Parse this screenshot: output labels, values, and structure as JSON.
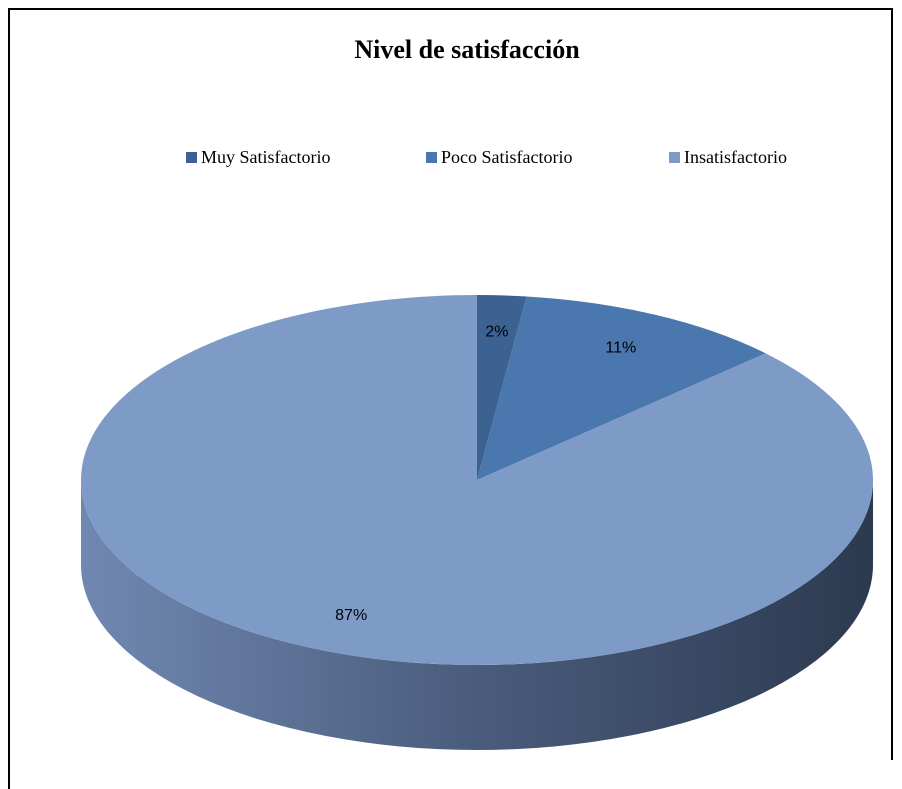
{
  "chart_data": {
    "type": "pie",
    "title": "Nivel de satisfacción",
    "categories": [
      "Muy Satisfactorio",
      "Poco Satisfactorio",
      "Insatisfactorio"
    ],
    "values": [
      2,
      11,
      87
    ],
    "value_labels": [
      "2%",
      "11%",
      "87%"
    ],
    "colors": [
      "#3c6291",
      "#4a77ae",
      "#7e9bc8"
    ],
    "legend": "top"
  }
}
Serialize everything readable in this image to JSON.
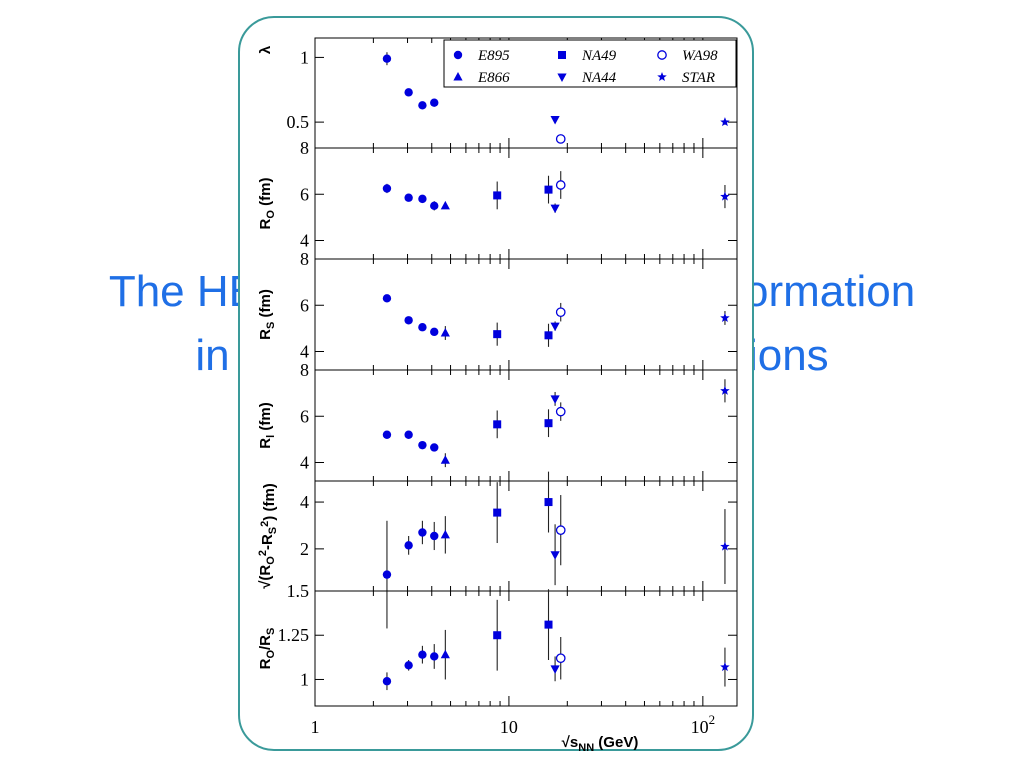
{
  "slide": {
    "title_line_1": "The HBT energy dependence information",
    "title_line_2": "in relativistic heavy-ion collisions"
  },
  "colors": {
    "marker": "#0000dd",
    "frame": "#3a9a9a",
    "title": "#1f6fe6"
  },
  "chart_data": {
    "type": "scatter",
    "x_scale": "log",
    "xlim": [
      1,
      150
    ],
    "x_ticks": [
      {
        "value": 1,
        "label": "1"
      },
      {
        "value": 10,
        "label": "10"
      },
      {
        "value": 100,
        "label": "10",
        "sup": "2"
      }
    ],
    "xlabel": "√s_NN (GeV)",
    "legend": {
      "placement": "top-right",
      "entries": [
        {
          "name": "E895",
          "marker": "circle"
        },
        {
          "name": "NA49",
          "marker": "square"
        },
        {
          "name": "WA98",
          "marker": "open-circle"
        },
        {
          "name": "E866",
          "marker": "triangle-up"
        },
        {
          "name": "NA44",
          "marker": "triangle-down"
        },
        {
          "name": "STAR",
          "marker": "star"
        }
      ]
    },
    "panels": [
      {
        "key": "lambda",
        "ylabel": "λ",
        "ylim": [
          0.3,
          1.15
        ],
        "y_ticks": [
          {
            "value": 1,
            "label": "1"
          },
          {
            "value": 0.5,
            "label": "0.5"
          }
        ],
        "series": [
          {
            "name": "E895",
            "marker": "circle",
            "x": [
              2.35,
              3.04,
              3.58,
              4.12
            ],
            "y": [
              0.99,
              0.73,
              0.63,
              0.65
            ],
            "err": [
              0.05,
              0.02,
              0.02,
              0.03
            ]
          },
          {
            "name": "NA44",
            "marker": "triangle-down",
            "x": [
              17.3
            ],
            "y": [
              0.52
            ],
            "err": [
              0.02
            ]
          },
          {
            "name": "WA98",
            "marker": "open-circle",
            "x": [
              18.5
            ],
            "y": [
              0.37
            ],
            "err": [
              0.02
            ]
          },
          {
            "name": "STAR",
            "marker": "star",
            "x": [
              130
            ],
            "y": [
              0.5
            ],
            "err": [
              0.02
            ]
          }
        ]
      },
      {
        "key": "ro",
        "ylabel": "R_O (fm)",
        "ylim": [
          3.2,
          8
        ],
        "y_ticks": [
          {
            "value": 8,
            "label": "8"
          },
          {
            "value": 6,
            "label": "6"
          },
          {
            "value": 4,
            "label": "4"
          }
        ],
        "series": [
          {
            "name": "E895",
            "marker": "circle",
            "x": [
              2.35,
              3.04,
              3.58,
              4.12
            ],
            "y": [
              6.25,
              5.85,
              5.8,
              5.5
            ],
            "err": [
              0.2,
              0.15,
              0.15,
              0.2
            ]
          },
          {
            "name": "E866",
            "marker": "triangle-up",
            "x": [
              4.7
            ],
            "y": [
              5.5
            ],
            "err": [
              0.1
            ]
          },
          {
            "name": "NA49",
            "marker": "square",
            "x": [
              8.7,
              16.0
            ],
            "y": [
              5.95,
              6.2
            ],
            "err": [
              0.6,
              0.6
            ]
          },
          {
            "name": "NA44",
            "marker": "triangle-down",
            "x": [
              17.3
            ],
            "y": [
              5.4
            ],
            "err": [
              0.2
            ]
          },
          {
            "name": "WA98",
            "marker": "open-circle",
            "x": [
              18.5
            ],
            "y": [
              6.4
            ],
            "err": [
              0.6
            ]
          },
          {
            "name": "STAR",
            "marker": "star",
            "x": [
              130
            ],
            "y": [
              5.9
            ],
            "err": [
              0.5
            ]
          }
        ]
      },
      {
        "key": "rs",
        "ylabel": "R_S (fm)",
        "ylim": [
          3.2,
          8
        ],
        "y_ticks": [
          {
            "value": 8,
            "label": "8"
          },
          {
            "value": 6,
            "label": "6"
          },
          {
            "value": 4,
            "label": "4"
          }
        ],
        "series": [
          {
            "name": "E895",
            "marker": "circle",
            "x": [
              2.35,
              3.04,
              3.58,
              4.12
            ],
            "y": [
              6.3,
              5.35,
              5.05,
              4.85
            ],
            "err": [
              0.1,
              0.1,
              0.1,
              0.1
            ]
          },
          {
            "name": "E866",
            "marker": "triangle-up",
            "x": [
              4.7
            ],
            "y": [
              4.8
            ],
            "err": [
              0.3
            ]
          },
          {
            "name": "NA49",
            "marker": "square",
            "x": [
              8.7,
              16.0
            ],
            "y": [
              4.75,
              4.7
            ],
            "err": [
              0.5,
              0.5
            ]
          },
          {
            "name": "NA44",
            "marker": "triangle-down",
            "x": [
              17.3
            ],
            "y": [
              5.1
            ],
            "err": [
              0.2
            ]
          },
          {
            "name": "WA98",
            "marker": "open-circle",
            "x": [
              18.5
            ],
            "y": [
              5.7
            ],
            "err": [
              0.4
            ]
          },
          {
            "name": "STAR",
            "marker": "star",
            "x": [
              130
            ],
            "y": [
              5.45
            ],
            "err": [
              0.3
            ]
          }
        ]
      },
      {
        "key": "rl",
        "ylabel": "R_l (fm)",
        "ylim": [
          3.2,
          8
        ],
        "y_ticks": [
          {
            "value": 8,
            "label": "8"
          },
          {
            "value": 6,
            "label": "6"
          },
          {
            "value": 4,
            "label": "4"
          }
        ],
        "series": [
          {
            "name": "E895",
            "marker": "circle",
            "x": [
              2.35,
              3.04,
              3.58,
              4.12
            ],
            "y": [
              5.2,
              5.2,
              4.75,
              4.65
            ],
            "err": [
              0.1,
              0.1,
              0.1,
              0.1
            ]
          },
          {
            "name": "E866",
            "marker": "triangle-up",
            "x": [
              4.7
            ],
            "y": [
              4.1
            ],
            "err": [
              0.3
            ]
          },
          {
            "name": "NA49",
            "marker": "square",
            "x": [
              8.7,
              16.0
            ],
            "y": [
              5.65,
              5.7
            ],
            "err": [
              0.6,
              0.6
            ]
          },
          {
            "name": "NA44",
            "marker": "triangle-down",
            "x": [
              17.3
            ],
            "y": [
              6.75
            ],
            "err": [
              0.3
            ]
          },
          {
            "name": "WA98",
            "marker": "open-circle",
            "x": [
              18.5
            ],
            "y": [
              6.2
            ],
            "err": [
              0.4
            ]
          },
          {
            "name": "STAR",
            "marker": "star",
            "x": [
              130
            ],
            "y": [
              7.1
            ],
            "err": [
              0.5
            ]
          }
        ]
      },
      {
        "key": "diff",
        "ylabel": "√(R_O²-R_S²) (fm)",
        "ylim": [
          0.2,
          4.9
        ],
        "y_ticks": [
          {
            "value": 4,
            "label": "4"
          },
          {
            "value": 2,
            "label": "2"
          }
        ],
        "series": [
          {
            "name": "E895",
            "marker": "circle",
            "x": [
              2.35,
              3.04,
              3.58,
              4.12
            ],
            "y": [
              0.9,
              2.15,
              2.7,
              2.55
            ],
            "err": [
              2.3,
              0.4,
              0.5,
              0.6
            ]
          },
          {
            "name": "E866",
            "marker": "triangle-up",
            "x": [
              4.7
            ],
            "y": [
              2.6
            ],
            "err": [
              0.8
            ]
          },
          {
            "name": "NA49",
            "marker": "square",
            "x": [
              8.7,
              16.0
            ],
            "y": [
              3.55,
              4.0
            ],
            "err": [
              1.3,
              1.3
            ]
          },
          {
            "name": "NA44",
            "marker": "triangle-down",
            "x": [
              17.3
            ],
            "y": [
              1.75
            ],
            "err": [
              1.3
            ]
          },
          {
            "name": "WA98",
            "marker": "open-circle",
            "x": [
              18.5
            ],
            "y": [
              2.8
            ],
            "err": [
              1.5
            ]
          },
          {
            "name": "STAR",
            "marker": "star",
            "x": [
              130
            ],
            "y": [
              2.1
            ],
            "err": [
              1.6
            ]
          }
        ]
      },
      {
        "key": "ratio",
        "ylabel": "R_O/R_S",
        "ylim": [
          0.85,
          1.5
        ],
        "y_ticks": [
          {
            "value": 1.5,
            "label": "1.5"
          },
          {
            "value": 1.25,
            "label": "1.25"
          },
          {
            "value": 1,
            "label": "1"
          }
        ],
        "series": [
          {
            "name": "E895",
            "marker": "circle",
            "x": [
              2.35,
              3.04,
              3.58,
              4.12
            ],
            "y": [
              0.99,
              1.08,
              1.14,
              1.13
            ],
            "err": [
              0.05,
              0.03,
              0.05,
              0.07
            ]
          },
          {
            "name": "E866",
            "marker": "triangle-up",
            "x": [
              4.7
            ],
            "y": [
              1.14
            ],
            "err": [
              0.14
            ]
          },
          {
            "name": "NA49",
            "marker": "square",
            "x": [
              8.7,
              16.0
            ],
            "y": [
              1.25,
              1.31
            ],
            "err": [
              0.2,
              0.2
            ]
          },
          {
            "name": "NA44",
            "marker": "triangle-down",
            "x": [
              17.3
            ],
            "y": [
              1.06
            ],
            "err": [
              0.07
            ]
          },
          {
            "name": "WA98",
            "marker": "open-circle",
            "x": [
              18.5
            ],
            "y": [
              1.12
            ],
            "err": [
              0.12
            ]
          },
          {
            "name": "STAR",
            "marker": "star",
            "x": [
              130
            ],
            "y": [
              1.07
            ],
            "err": [
              0.11
            ]
          }
        ]
      }
    ]
  }
}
_ _ _ _
### Prompt
Identify each line in the entries with the word "ylabel" and copy it.

### Written response
        "ylabel": "λ",
        "ylabel": "R_O (fm)",
        "ylabel": "R_S (fm)",
        "ylabel": "R_l (fm)",
        "ylabel": "√(R_O²-R_S²) (fm)",
        "ylabel": "R_O/R_S",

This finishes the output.